→ **WHAT YOU HAVE TO DO**
In the listing that follows, count the lines holding the word "content" and report only that number.

→ **Stored data**

• • • • •

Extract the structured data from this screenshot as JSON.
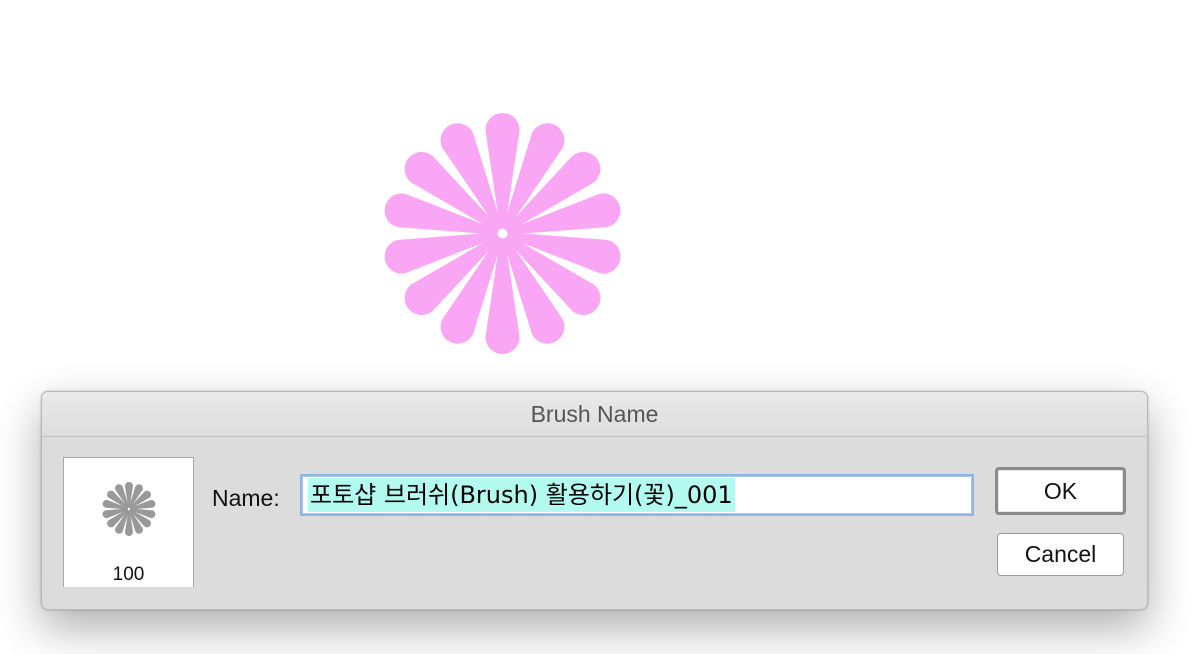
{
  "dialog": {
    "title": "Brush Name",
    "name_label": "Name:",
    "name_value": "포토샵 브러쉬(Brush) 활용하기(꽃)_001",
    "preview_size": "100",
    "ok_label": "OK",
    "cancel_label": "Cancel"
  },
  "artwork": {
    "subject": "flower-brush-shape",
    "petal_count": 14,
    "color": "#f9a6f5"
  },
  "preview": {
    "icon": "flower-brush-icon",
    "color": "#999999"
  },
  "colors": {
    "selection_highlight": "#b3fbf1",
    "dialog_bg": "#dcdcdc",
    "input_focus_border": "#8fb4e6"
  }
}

• • • • •

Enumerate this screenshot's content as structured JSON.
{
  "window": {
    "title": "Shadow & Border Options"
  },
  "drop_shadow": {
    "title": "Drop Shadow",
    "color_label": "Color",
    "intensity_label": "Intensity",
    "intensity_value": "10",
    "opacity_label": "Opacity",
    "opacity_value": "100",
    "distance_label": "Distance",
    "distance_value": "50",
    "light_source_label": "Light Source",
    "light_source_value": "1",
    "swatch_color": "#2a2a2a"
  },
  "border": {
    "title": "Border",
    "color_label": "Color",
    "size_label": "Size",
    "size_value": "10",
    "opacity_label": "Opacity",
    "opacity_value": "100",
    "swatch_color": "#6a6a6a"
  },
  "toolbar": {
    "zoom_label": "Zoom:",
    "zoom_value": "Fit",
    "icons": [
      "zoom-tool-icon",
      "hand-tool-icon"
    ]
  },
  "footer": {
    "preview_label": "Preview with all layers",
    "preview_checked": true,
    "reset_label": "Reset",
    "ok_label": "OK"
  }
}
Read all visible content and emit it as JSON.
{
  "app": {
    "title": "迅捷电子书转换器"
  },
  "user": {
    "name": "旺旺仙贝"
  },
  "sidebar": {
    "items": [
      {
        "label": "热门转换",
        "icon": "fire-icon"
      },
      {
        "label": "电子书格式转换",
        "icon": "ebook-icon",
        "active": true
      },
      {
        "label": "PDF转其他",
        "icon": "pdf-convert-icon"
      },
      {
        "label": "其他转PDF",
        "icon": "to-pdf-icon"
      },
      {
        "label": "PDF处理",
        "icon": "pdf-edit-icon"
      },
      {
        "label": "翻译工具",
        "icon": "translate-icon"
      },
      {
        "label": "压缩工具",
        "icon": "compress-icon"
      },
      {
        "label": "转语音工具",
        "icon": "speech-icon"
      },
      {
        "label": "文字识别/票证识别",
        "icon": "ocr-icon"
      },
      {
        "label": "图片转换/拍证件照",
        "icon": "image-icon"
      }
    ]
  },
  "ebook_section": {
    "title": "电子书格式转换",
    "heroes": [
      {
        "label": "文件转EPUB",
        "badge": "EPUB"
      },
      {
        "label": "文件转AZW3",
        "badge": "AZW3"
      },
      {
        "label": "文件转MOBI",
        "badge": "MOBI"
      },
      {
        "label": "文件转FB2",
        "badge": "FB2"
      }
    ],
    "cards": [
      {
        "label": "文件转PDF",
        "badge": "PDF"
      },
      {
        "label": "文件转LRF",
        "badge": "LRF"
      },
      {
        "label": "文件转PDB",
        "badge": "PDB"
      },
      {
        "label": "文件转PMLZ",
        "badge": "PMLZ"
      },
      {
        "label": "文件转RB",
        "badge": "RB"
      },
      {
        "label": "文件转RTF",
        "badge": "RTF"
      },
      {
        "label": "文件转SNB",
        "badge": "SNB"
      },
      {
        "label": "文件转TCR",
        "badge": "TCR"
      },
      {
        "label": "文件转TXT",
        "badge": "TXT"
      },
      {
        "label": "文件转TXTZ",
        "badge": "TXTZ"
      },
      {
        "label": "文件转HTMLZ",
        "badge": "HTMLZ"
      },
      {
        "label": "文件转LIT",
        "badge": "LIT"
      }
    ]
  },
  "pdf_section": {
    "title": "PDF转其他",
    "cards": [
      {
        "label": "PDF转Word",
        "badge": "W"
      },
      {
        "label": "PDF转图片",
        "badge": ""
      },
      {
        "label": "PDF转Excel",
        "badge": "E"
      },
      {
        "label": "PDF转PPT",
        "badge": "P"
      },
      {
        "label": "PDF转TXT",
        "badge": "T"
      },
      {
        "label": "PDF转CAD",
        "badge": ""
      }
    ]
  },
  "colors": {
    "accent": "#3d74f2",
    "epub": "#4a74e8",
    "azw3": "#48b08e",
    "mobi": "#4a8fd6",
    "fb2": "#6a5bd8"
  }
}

• • • • •

→ **REPLY**
2